- _Instruction_: Find every line in the records below that holds the word "APGAR" and copy it.
----------
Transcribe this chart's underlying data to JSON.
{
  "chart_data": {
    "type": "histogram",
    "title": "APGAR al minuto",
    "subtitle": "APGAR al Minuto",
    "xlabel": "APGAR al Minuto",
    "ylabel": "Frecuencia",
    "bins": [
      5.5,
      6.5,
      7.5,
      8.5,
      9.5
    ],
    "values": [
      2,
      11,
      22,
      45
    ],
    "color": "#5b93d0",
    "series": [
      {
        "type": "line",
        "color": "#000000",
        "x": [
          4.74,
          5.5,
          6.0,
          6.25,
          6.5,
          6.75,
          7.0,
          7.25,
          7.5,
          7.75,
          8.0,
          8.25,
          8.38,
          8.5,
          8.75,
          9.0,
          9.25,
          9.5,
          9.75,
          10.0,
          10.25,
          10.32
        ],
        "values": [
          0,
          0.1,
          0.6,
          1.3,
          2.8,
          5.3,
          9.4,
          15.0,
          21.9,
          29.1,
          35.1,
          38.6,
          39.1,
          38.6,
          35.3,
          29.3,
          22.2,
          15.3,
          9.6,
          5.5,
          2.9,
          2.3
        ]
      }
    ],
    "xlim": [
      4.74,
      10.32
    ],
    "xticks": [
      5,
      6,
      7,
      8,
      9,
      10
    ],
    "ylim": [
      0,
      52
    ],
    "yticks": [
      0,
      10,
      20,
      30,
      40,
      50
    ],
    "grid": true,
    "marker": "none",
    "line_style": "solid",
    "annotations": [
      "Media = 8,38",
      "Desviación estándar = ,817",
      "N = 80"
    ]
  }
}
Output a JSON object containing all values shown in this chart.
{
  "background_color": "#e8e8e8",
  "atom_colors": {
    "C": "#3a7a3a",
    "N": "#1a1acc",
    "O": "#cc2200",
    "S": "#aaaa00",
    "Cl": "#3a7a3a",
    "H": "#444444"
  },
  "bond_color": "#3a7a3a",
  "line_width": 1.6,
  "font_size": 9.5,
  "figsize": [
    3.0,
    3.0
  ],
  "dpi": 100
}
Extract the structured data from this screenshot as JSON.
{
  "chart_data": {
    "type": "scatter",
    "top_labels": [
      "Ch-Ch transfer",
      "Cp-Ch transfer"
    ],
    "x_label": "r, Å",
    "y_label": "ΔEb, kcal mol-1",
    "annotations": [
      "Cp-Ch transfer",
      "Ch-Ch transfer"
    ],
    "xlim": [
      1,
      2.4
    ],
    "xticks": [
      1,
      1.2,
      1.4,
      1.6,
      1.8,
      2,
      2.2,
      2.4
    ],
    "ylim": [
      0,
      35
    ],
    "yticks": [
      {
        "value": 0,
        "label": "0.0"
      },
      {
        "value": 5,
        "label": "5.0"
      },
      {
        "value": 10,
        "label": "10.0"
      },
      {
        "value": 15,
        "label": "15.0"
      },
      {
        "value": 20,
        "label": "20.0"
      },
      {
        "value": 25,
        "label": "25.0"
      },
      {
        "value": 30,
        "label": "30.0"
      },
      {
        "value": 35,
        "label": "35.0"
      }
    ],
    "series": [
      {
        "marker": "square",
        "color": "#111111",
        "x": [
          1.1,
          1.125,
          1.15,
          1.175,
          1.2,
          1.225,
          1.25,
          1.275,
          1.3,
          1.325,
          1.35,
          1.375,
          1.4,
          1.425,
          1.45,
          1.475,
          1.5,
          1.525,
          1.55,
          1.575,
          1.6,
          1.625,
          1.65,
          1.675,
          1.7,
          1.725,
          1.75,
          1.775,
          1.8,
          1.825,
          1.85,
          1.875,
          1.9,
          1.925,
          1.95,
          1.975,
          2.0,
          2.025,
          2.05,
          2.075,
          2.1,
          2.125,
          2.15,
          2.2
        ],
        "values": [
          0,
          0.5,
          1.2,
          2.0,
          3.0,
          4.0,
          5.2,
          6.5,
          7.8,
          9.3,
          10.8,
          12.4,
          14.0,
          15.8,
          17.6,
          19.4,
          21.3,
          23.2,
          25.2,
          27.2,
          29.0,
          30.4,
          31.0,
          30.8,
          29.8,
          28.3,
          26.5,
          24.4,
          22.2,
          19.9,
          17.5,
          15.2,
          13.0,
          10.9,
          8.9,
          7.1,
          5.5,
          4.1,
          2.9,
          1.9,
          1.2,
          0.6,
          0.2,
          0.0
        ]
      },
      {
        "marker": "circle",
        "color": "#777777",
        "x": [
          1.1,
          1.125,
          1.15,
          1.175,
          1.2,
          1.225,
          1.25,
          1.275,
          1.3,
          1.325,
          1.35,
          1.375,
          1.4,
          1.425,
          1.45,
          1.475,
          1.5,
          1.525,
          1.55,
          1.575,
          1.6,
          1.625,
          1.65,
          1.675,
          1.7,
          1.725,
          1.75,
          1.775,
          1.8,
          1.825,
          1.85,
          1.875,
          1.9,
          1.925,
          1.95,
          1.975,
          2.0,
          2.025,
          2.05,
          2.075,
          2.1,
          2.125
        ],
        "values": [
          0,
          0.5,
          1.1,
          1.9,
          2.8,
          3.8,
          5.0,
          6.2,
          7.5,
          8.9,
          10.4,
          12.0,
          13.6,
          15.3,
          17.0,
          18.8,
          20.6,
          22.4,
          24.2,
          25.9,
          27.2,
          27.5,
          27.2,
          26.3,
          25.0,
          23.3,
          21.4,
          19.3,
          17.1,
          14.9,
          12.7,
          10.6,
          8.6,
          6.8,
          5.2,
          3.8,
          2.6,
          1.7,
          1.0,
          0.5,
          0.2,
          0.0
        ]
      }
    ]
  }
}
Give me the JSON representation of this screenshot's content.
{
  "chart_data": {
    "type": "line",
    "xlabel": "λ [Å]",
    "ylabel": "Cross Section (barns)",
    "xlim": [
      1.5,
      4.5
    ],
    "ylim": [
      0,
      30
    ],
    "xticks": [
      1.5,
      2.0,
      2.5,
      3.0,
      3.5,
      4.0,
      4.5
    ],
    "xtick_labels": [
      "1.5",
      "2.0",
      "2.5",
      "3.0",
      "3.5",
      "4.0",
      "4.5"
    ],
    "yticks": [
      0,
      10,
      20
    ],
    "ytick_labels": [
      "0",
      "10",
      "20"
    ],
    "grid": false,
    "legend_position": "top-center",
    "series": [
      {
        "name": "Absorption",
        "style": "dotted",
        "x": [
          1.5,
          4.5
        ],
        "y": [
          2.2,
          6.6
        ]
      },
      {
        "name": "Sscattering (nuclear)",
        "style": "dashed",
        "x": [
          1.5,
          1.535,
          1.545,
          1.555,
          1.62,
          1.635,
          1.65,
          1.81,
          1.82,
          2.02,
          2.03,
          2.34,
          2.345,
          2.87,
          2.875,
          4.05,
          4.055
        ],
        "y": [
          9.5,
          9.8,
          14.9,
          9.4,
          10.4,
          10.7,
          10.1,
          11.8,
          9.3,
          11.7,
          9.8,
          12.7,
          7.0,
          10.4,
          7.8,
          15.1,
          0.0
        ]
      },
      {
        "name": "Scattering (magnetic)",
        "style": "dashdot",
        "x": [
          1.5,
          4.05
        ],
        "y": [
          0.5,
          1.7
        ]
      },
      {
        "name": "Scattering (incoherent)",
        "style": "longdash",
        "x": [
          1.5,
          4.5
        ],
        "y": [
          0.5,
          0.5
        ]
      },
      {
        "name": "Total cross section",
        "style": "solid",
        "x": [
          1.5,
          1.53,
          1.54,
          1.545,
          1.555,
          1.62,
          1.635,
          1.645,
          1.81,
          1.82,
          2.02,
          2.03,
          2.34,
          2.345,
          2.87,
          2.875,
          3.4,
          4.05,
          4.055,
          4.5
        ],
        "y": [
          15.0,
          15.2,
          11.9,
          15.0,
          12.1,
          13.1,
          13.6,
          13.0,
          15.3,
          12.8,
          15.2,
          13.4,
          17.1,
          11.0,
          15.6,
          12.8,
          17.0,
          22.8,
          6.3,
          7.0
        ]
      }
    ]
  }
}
----------
- _Worked answer_:
    "title": "APGAR al minuto",
    "subtitle": "APGAR al Minuto",
    "xlabel": "APGAR al Minuto",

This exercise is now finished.